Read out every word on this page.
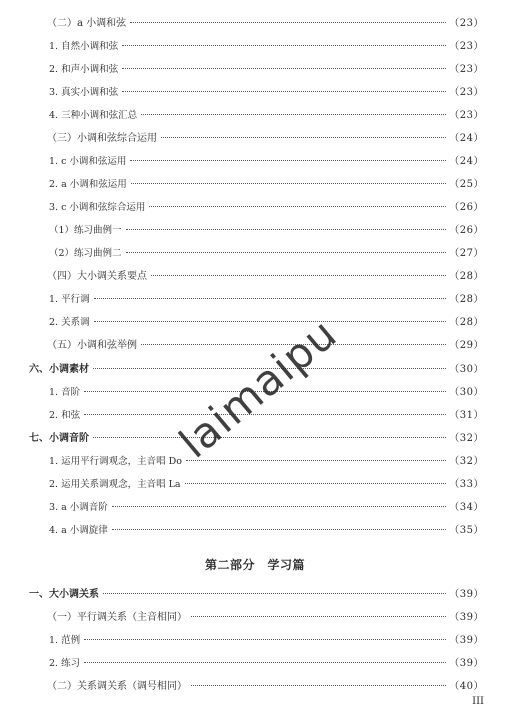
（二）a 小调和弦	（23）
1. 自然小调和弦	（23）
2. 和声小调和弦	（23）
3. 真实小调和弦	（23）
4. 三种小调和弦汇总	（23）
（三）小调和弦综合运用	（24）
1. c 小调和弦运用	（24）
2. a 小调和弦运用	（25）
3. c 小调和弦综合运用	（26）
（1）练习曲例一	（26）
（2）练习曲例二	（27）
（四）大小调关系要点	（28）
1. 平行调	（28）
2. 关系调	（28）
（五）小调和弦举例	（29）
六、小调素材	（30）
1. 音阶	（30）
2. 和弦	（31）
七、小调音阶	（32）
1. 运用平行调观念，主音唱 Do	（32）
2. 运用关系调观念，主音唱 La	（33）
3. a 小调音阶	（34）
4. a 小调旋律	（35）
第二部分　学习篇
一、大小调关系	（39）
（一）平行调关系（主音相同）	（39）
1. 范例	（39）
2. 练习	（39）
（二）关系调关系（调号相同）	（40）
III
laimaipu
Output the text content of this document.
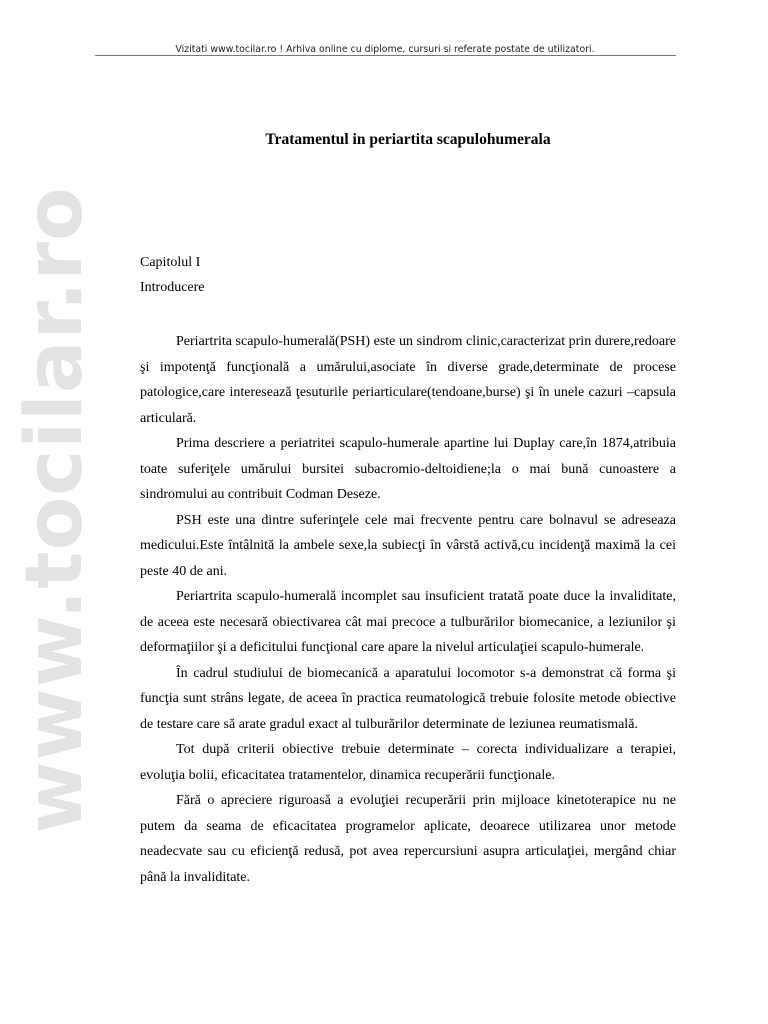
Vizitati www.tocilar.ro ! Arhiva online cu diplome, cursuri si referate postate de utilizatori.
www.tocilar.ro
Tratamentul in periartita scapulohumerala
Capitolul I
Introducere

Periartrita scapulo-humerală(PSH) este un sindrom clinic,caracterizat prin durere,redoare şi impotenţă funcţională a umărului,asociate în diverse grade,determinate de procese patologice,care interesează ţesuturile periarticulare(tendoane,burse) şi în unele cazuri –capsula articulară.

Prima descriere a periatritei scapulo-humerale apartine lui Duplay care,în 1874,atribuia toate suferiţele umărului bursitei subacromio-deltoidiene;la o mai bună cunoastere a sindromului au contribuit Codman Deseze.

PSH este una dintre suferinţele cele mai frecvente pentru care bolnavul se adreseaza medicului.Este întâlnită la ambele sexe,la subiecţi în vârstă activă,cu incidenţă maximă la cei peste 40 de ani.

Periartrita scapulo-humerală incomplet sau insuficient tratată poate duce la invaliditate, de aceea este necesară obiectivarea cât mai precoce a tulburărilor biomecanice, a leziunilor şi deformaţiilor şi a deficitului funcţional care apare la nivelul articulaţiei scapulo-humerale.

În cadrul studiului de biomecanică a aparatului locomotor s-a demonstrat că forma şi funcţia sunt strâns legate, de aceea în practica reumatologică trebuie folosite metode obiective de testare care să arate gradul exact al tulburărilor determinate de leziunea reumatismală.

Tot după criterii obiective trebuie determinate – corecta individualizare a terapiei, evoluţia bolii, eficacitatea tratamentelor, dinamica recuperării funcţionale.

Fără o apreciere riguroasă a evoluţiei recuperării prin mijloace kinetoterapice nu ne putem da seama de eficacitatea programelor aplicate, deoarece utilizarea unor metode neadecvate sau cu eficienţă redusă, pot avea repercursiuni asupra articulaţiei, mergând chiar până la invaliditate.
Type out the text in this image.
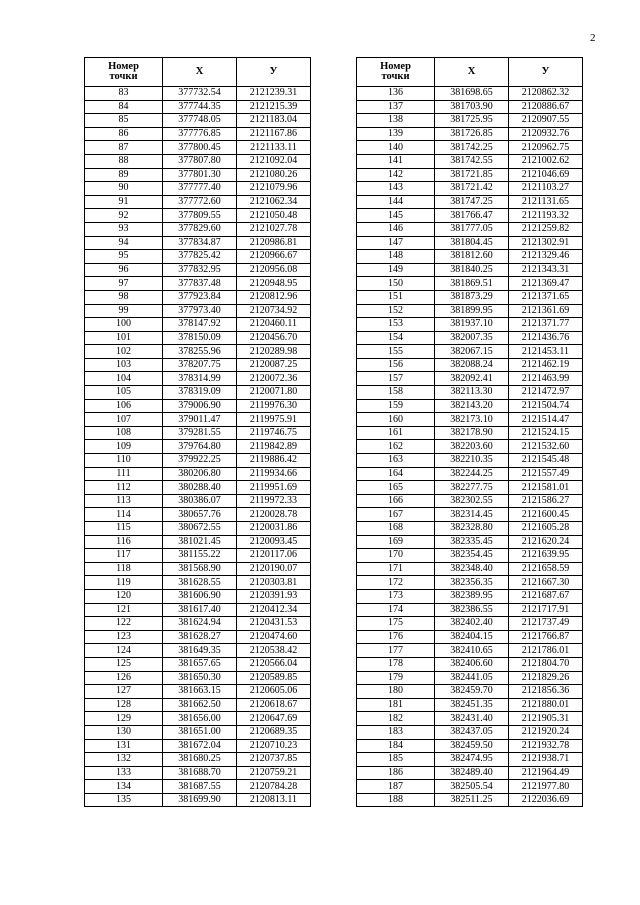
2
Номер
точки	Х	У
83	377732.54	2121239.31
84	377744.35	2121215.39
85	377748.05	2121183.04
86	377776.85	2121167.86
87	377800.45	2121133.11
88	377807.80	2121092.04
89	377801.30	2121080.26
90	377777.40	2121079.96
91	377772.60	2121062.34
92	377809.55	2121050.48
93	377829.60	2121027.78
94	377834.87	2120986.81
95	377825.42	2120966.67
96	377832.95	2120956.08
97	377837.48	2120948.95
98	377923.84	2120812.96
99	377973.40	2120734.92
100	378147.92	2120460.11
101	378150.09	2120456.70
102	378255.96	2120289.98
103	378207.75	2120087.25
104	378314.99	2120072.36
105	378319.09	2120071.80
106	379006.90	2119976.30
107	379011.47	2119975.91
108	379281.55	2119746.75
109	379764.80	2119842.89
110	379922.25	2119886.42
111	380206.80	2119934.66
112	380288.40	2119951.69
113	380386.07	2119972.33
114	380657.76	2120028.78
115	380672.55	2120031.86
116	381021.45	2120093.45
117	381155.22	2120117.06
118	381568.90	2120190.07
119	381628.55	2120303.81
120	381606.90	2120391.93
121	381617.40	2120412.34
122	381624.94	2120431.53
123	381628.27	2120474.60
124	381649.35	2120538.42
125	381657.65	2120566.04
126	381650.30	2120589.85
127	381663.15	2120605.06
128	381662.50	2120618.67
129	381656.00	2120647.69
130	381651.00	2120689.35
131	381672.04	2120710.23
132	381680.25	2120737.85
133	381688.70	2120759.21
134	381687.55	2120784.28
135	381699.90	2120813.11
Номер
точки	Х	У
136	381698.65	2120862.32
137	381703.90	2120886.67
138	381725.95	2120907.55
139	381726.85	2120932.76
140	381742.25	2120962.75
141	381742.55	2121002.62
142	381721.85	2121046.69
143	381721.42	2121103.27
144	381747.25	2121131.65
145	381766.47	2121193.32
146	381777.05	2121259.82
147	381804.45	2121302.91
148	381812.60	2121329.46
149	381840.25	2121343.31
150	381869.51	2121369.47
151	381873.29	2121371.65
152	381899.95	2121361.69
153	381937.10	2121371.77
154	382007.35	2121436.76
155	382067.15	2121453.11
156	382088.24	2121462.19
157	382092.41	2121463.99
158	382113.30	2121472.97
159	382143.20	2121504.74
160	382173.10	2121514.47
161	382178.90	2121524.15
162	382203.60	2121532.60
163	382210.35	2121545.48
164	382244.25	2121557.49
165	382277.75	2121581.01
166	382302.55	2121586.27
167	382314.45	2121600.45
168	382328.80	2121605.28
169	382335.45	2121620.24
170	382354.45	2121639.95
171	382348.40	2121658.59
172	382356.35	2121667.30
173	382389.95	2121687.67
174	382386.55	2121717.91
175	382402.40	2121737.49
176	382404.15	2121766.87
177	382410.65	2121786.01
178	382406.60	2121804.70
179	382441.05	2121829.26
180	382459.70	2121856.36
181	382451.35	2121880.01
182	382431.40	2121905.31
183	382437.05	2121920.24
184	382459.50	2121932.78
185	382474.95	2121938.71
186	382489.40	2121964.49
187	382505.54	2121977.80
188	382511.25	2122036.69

+ + + + +

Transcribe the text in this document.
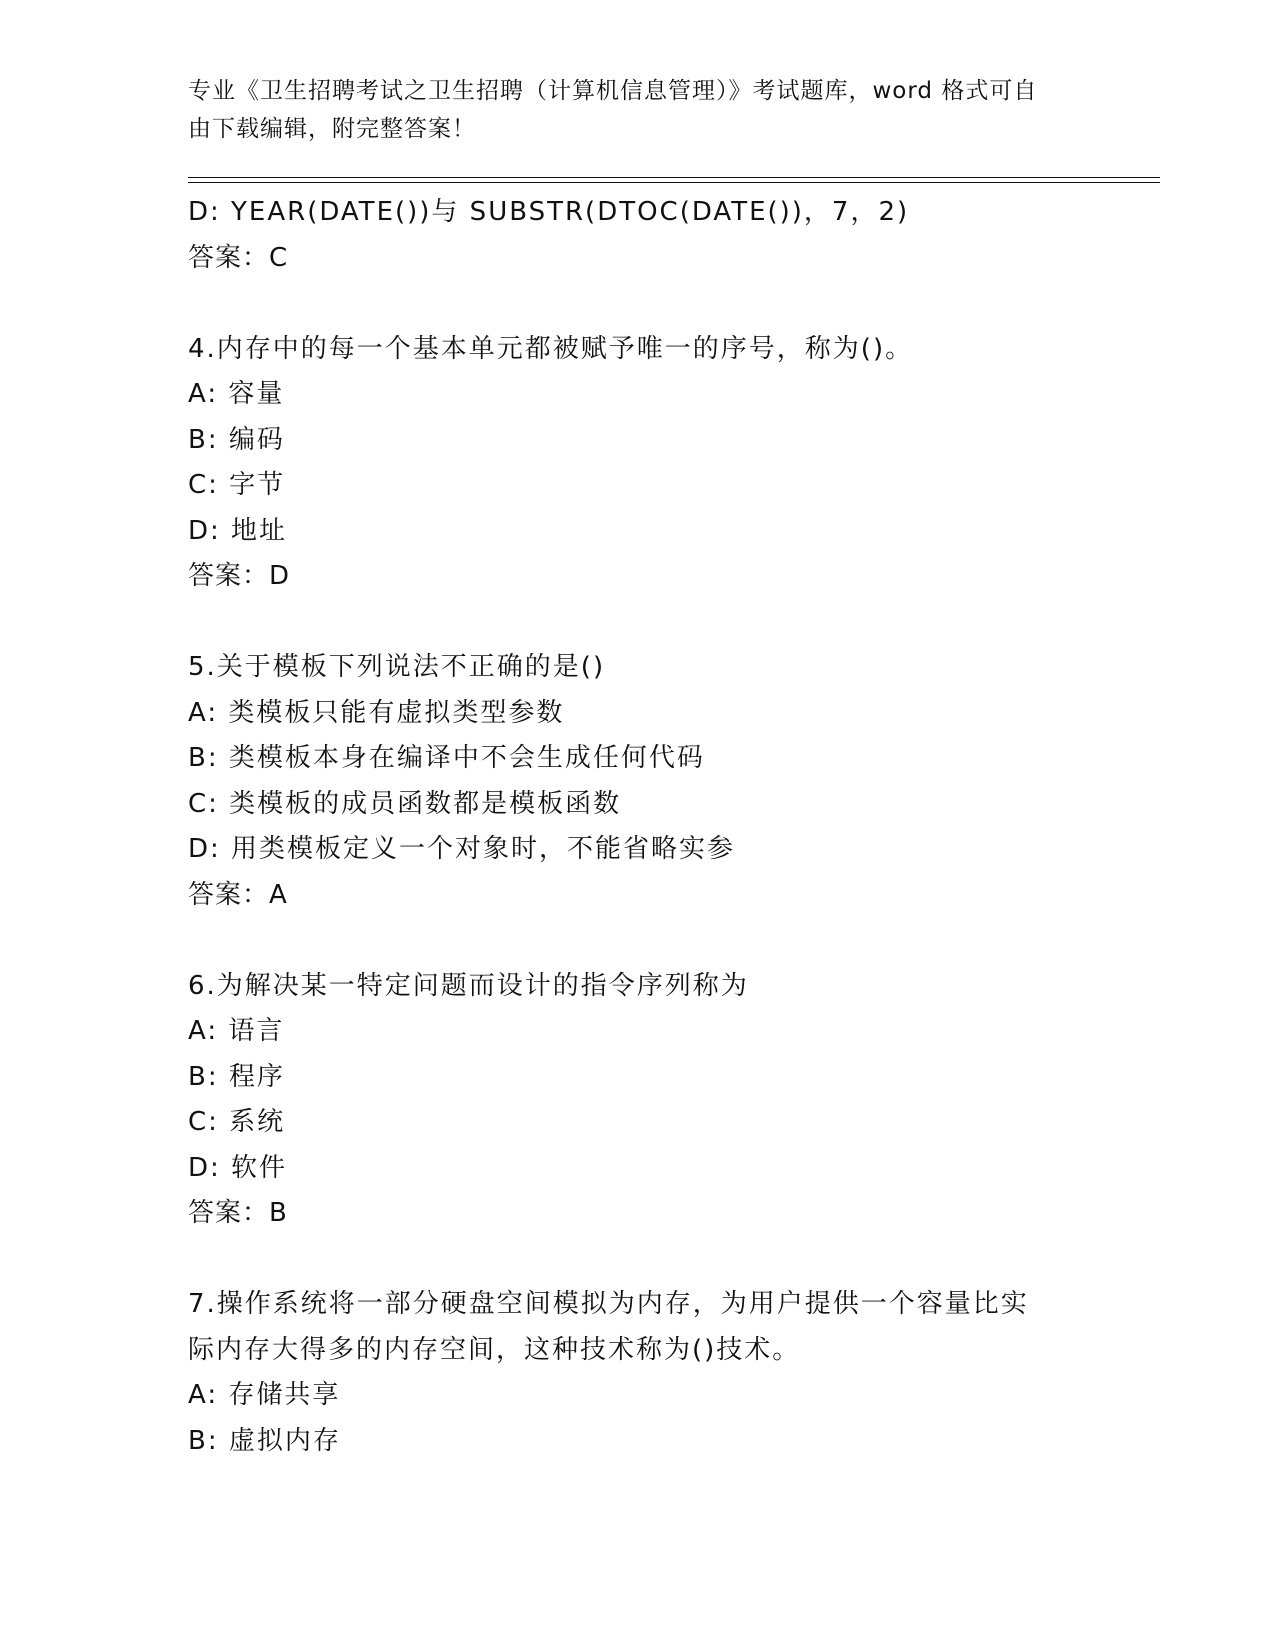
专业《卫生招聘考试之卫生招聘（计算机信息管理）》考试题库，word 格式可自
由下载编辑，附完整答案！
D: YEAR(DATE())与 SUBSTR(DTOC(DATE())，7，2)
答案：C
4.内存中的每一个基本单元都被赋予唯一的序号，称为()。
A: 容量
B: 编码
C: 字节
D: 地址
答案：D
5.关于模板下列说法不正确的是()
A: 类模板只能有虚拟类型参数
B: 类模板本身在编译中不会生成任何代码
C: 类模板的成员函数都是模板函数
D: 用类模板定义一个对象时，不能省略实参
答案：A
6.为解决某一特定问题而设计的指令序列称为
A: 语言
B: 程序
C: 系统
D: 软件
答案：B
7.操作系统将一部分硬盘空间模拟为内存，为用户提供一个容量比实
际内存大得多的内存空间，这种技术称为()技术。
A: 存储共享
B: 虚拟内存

+ + + + +

- **Exercise requirements**:
Identify the lines of the entries containing the string "document". Copy each such line.

- **Written solution**:
Output the text content of this document.
Transcribe the text in this document.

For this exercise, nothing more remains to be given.